(Recorded data)
········
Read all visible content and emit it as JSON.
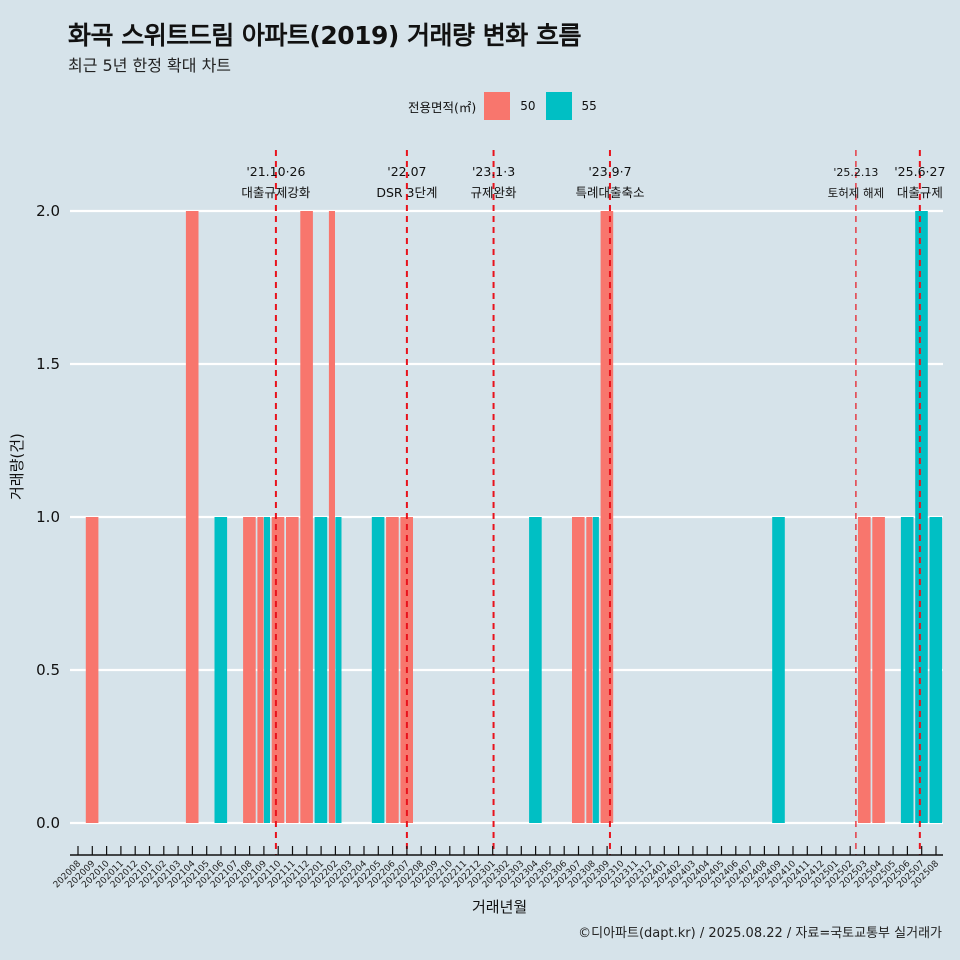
{
  "header": {
    "title": "화곡 스위트드림 아파트(2019) 거래량 변화 흐름",
    "subtitle": "최근 5년 한정 확대 차트"
  },
  "legend": {
    "title": "전용면적(㎡)",
    "items": [
      {
        "label": "50",
        "color": "#F8766D"
      },
      {
        "label": "55",
        "color": "#00BFC4"
      }
    ]
  },
  "footer": "©디아파트(dapt.kr) / 2025.08.22 / 자료=국토교통부 실거래가",
  "chart_data": {
    "type": "bar",
    "title": "화곡 스위트드림 아파트(2019) 거래량 변화 흐름",
    "subtitle": "최근 5년 한정 확대 차트",
    "xlabel": "거래년월",
    "ylabel": "거래량(건)",
    "ylim": [
      0,
      2
    ],
    "yticks": [
      "0.0",
      "0.5",
      "1.0",
      "1.5",
      "2.0"
    ],
    "ytick_values": [
      0,
      0.5,
      1.0,
      1.5,
      2.0
    ],
    "grid": true,
    "legend_position": "top",
    "categories": [
      "202008",
      "202009",
      "202010",
      "202011",
      "202012",
      "202101",
      "202102",
      "202103",
      "202104",
      "202105",
      "202106",
      "202107",
      "202108",
      "202109",
      "202110",
      "202111",
      "202112",
      "202201",
      "202202",
      "202203",
      "202204",
      "202205",
      "202206",
      "202207",
      "202208",
      "202209",
      "202210",
      "202211",
      "202212",
      "202301",
      "202302",
      "202303",
      "202304",
      "202305",
      "202306",
      "202307",
      "202308",
      "202309",
      "202310",
      "202311",
      "202312",
      "202401",
      "202402",
      "202403",
      "202404",
      "202405",
      "202406",
      "202407",
      "202408",
      "202409",
      "202410",
      "202411",
      "202412",
      "202501",
      "202502",
      "202503",
      "202504",
      "202505",
      "202506",
      "202507",
      "202508"
    ],
    "series": [
      {
        "name": "50",
        "color": "#F8766D",
        "points": [
          {
            "x": "202009",
            "y": 1
          },
          {
            "x": "202104",
            "y": 2
          },
          {
            "x": "202108",
            "y": 1
          },
          {
            "x": "202109",
            "y": 1
          },
          {
            "x": "202110",
            "y": 1
          },
          {
            "x": "202111",
            "y": 1
          },
          {
            "x": "202112",
            "y": 2
          },
          {
            "x": "202202",
            "y": 2
          },
          {
            "x": "202206",
            "y": 1
          },
          {
            "x": "202207",
            "y": 1
          },
          {
            "x": "202307",
            "y": 1
          },
          {
            "x": "202308",
            "y": 1
          },
          {
            "x": "202309",
            "y": 2
          },
          {
            "x": "202503",
            "y": 1
          },
          {
            "x": "202504",
            "y": 1
          }
        ]
      },
      {
        "name": "55",
        "color": "#00BFC4",
        "points": [
          {
            "x": "202106",
            "y": 1
          },
          {
            "x": "202109",
            "y": 1
          },
          {
            "x": "202201",
            "y": 1
          },
          {
            "x": "202202",
            "y": 1
          },
          {
            "x": "202205",
            "y": 1
          },
          {
            "x": "202304",
            "y": 1
          },
          {
            "x": "202308",
            "y": 1
          },
          {
            "x": "202409",
            "y": 1
          },
          {
            "x": "202506",
            "y": 1
          },
          {
            "x": "202507",
            "y": 2
          },
          {
            "x": "202508",
            "y": 1
          }
        ]
      }
    ],
    "annotations": [
      {
        "x": 13.84,
        "date": "'21.10·26",
        "label": "대출규제강화"
      },
      {
        "x": 23,
        "date": "'22.07",
        "label": "DSR 3단계"
      },
      {
        "x": 29.06,
        "date": "'23.1·3",
        "label": "규제완화"
      },
      {
        "x": 37.2,
        "date": "'23.9·7",
        "label": "특례대출축소"
      },
      {
        "x": 54.4,
        "date": "'25.2.13",
        "label": "토허제 해제"
      },
      {
        "x": 58.87,
        "date": "'25.6·27",
        "label": "대출규제"
      }
    ]
  }
}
········
◆ **EXERCISE**
Consider the entries above and return each line with the string "subtitle".

◆ **RESULT OF THIS TASK**
    "subtitle": "최근 5년 한정 확대 차트"
    "subtitle": "최근 5년 한정 확대 차트",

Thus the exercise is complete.